» Input data

BEGIN

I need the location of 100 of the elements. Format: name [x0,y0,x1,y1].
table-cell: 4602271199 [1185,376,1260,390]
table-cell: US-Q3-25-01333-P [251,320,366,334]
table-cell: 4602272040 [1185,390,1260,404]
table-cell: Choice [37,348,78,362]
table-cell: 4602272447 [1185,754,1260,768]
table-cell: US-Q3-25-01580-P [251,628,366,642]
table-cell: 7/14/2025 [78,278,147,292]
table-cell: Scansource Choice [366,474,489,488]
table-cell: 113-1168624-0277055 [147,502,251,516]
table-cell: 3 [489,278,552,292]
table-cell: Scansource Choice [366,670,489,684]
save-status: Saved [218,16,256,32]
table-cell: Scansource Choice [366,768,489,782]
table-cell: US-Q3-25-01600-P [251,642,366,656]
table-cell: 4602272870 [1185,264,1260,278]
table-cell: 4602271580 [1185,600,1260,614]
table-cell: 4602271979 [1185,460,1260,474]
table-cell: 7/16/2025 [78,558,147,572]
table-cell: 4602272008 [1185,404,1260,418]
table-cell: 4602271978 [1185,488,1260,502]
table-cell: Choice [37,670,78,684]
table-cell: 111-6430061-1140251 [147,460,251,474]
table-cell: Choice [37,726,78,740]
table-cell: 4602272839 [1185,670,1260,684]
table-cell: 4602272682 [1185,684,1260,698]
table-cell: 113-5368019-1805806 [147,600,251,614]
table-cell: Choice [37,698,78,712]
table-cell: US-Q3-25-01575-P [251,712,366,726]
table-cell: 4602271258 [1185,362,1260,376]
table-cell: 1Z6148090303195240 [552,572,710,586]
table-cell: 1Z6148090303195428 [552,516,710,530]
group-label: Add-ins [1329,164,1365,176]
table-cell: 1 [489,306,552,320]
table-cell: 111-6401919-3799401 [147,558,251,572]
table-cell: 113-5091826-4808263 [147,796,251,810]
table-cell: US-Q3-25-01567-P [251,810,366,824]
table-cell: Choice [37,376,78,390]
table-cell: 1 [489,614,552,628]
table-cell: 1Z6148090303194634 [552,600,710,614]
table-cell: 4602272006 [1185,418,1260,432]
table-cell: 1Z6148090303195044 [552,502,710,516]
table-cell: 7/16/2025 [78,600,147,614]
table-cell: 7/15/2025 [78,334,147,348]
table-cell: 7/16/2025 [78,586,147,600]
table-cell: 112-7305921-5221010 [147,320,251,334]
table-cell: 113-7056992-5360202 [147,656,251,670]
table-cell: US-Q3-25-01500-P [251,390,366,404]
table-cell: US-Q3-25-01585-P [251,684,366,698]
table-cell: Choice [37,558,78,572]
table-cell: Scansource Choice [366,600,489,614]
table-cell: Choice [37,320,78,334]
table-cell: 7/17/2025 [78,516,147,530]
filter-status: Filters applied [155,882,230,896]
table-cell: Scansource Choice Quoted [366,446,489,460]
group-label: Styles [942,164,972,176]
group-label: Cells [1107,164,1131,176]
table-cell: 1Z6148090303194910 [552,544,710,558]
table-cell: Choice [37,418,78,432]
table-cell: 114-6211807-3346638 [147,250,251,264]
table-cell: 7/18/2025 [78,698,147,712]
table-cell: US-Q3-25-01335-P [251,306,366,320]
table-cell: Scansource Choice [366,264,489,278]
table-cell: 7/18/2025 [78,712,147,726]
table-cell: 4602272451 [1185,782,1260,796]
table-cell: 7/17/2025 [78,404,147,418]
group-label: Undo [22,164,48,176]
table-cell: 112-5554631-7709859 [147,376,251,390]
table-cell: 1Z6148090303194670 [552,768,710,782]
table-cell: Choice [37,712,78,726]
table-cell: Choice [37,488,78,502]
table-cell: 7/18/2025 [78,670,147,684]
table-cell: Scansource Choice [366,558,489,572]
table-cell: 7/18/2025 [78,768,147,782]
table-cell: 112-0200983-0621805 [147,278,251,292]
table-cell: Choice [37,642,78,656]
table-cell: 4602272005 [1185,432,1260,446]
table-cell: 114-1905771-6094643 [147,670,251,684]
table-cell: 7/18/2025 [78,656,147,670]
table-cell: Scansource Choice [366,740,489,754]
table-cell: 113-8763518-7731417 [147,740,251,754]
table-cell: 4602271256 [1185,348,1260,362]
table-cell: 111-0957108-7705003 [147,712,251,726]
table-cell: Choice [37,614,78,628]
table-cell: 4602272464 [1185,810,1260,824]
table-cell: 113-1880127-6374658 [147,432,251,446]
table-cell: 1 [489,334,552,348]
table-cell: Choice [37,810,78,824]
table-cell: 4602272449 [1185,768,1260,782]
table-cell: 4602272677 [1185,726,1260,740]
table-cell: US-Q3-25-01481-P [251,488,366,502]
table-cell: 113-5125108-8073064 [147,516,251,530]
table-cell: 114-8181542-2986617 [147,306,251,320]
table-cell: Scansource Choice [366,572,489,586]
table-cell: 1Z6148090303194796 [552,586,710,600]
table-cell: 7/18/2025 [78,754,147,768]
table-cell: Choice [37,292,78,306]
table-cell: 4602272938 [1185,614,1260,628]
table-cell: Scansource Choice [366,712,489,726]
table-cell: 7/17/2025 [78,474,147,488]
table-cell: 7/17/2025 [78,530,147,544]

END

» Exercise details
The material above must be written out again in full, exactly.

» Solved problem
I need the location of 100 of the elements. Format: name [x0,y0,x1,y1].
table-cell: 4602271199 [1185,376,1260,390]
table-cell: US-Q3-25-01333-P [251,320,366,334]
table-cell: 4602272040 [1185,390,1260,404]
table-cell: Choice [37,348,78,362]
table-cell: 4602272447 [1185,754,1260,768]
table-cell: US-Q3-25-01580-P [251,628,366,642]
table-cell: 7/14/2025 [78,278,147,292]
table-cell: Scansource Choice [366,474,489,488]
table-cell: 113-1168624-0277055 [147,502,251,516]
table-cell: 3 [489,278,552,292]
table-cell: Scansource Choice [366,670,489,684]
save-status: Saved [218,16,256,32]
table-cell: Scansource Choice [366,768,489,782]
table-cell: US-Q3-25-01600-P [251,642,366,656]
table-cell: 4602272870 [1185,264,1260,278]
table-cell: 4602271580 [1185,600,1260,614]
table-cell: 4602271979 [1185,460,1260,474]
table-cell: 7/16/2025 [78,558,147,572]
table-cell: 4602272008 [1185,404,1260,418]
table-cell: 4602271978 [1185,488,1260,502]
table-cell: Choice [37,670,78,684]
table-cell: 111-6430061-1140251 [147,460,251,474]
table-cell: Choice [37,726,78,740]
table-cell: 4602272839 [1185,670,1260,684]
table-cell: 4602272682 [1185,684,1260,698]
table-cell: 113-5368019-1805806 [147,600,251,614]
table-cell: Choice [37,698,78,712]
table-cell: US-Q3-25-01575-P [251,712,366,726]
table-cell: 4602271258 [1185,362,1260,376]
table-cell: 1Z6148090303195240 [552,572,710,586]
table-cell: 1Z6148090303195428 [552,516,710,530]
group-label: Add-ins [1329,164,1365,176]
table-cell: 1 [489,306,552,320]
table-cell: 111-6401919-3799401 [147,558,251,572]
table-cell: 113-5091826-4808263 [147,796,251,810]
table-cell: US-Q3-25-01567-P [251,810,366,824]
table-cell: Choice [37,376,78,390]
table-cell: 1 [489,614,552,628]
table-cell: 1Z6148090303194634 [552,600,710,614]
table-cell: 4602272006 [1185,418,1260,432]
table-cell: 1Z6148090303195044 [552,502,710,516]
table-cell: 7/16/2025 [78,600,147,614]
table-cell: 7/15/2025 [78,334,147,348]
table-cell: 7/16/2025 [78,586,147,600]
table-cell: 112-7305921-5221010 [147,320,251,334]
table-cell: 113-7056992-5360202 [147,656,251,670]
table-cell: US-Q3-25-01500-P [251,390,366,404]
table-cell: US-Q3-25-01585-P [251,684,366,698]
table-cell: Choice [37,558,78,572]
table-cell: Scansource Choice [366,600,489,614]
table-cell: Choice [37,320,78,334]
table-cell: 7/17/2025 [78,516,147,530]
filter-status: Filters applied [155,882,230,896]
table-cell: Scansource Choice Quoted [366,446,489,460]
group-label: Styles [942,164,972,176]
group-label: Cells [1107,164,1131,176]
table-cell: 1Z6148090303194910 [552,544,710,558]
table-cell: Choice [37,418,78,432]
table-cell: 114-6211807-3346638 [147,250,251,264]
table-cell: 7/18/2025 [78,698,147,712]
table-cell: US-Q3-25-01335-P [251,306,366,320]
table-cell: Scansource Choice [366,264,489,278]
table-cell: 7/18/2025 [78,712,147,726]
table-cell: 4602272451 [1185,782,1260,796]
table-cell: 7/17/2025 [78,404,147,418]
group-label: Undo [22,164,48,176]
table-cell: 112-5554631-7709859 [147,376,251,390]
table-cell: 1Z6148090303194670 [552,768,710,782]
table-cell: Choice [37,712,78,726]
table-cell: Choice [37,488,78,502]
table-cell: 7/18/2025 [78,670,147,684]
table-cell: Scansource Choice [366,558,489,572]
table-cell: 7/18/2025 [78,768,147,782]
table-cell: 112-0200983-0621805 [147,278,251,292]
table-cell: Choice [37,642,78,656]
table-cell: 4602272005 [1185,432,1260,446]
table-cell: 114-1905771-6094643 [147,670,251,684]
table-cell: 7/18/2025 [78,656,147,670]
table-cell: Scansource Choice [366,740,489,754]
table-cell: 113-8763518-7731417 [147,740,251,754]
table-cell: 4602271256 [1185,348,1260,362]
table-cell: 111-0957108-7705003 [147,712,251,726]
table-cell: Choice [37,614,78,628]
table-cell: 4602272464 [1185,810,1260,824]
table-cell: 113-1880127-6374658 [147,432,251,446]
table-cell: 1 [489,334,552,348]
table-cell: Choice [37,810,78,824]
table-cell: 4602272449 [1185,768,1260,782]
table-cell: 4602272677 [1185,726,1260,740]
table-cell: US-Q3-25-01481-P [251,488,366,502]
table-cell: 113-5125108-8073064 [147,516,251,530]
table-cell: 114-8181542-2986617 [147,306,251,320]
table-cell: Scansource Choice [366,572,489,586]
table-cell: 1Z6148090303194796 [552,586,710,600]
table-cell: 7/18/2025 [78,754,147,768]
table-cell: Choice [37,292,78,306]
table-cell: 4602272938 [1185,614,1260,628]
table-cell: Scansource Choice [366,712,489,726]
table-cell: 7/17/2025 [78,474,147,488]
table-cell: 7/17/2025 [78,530,147,544]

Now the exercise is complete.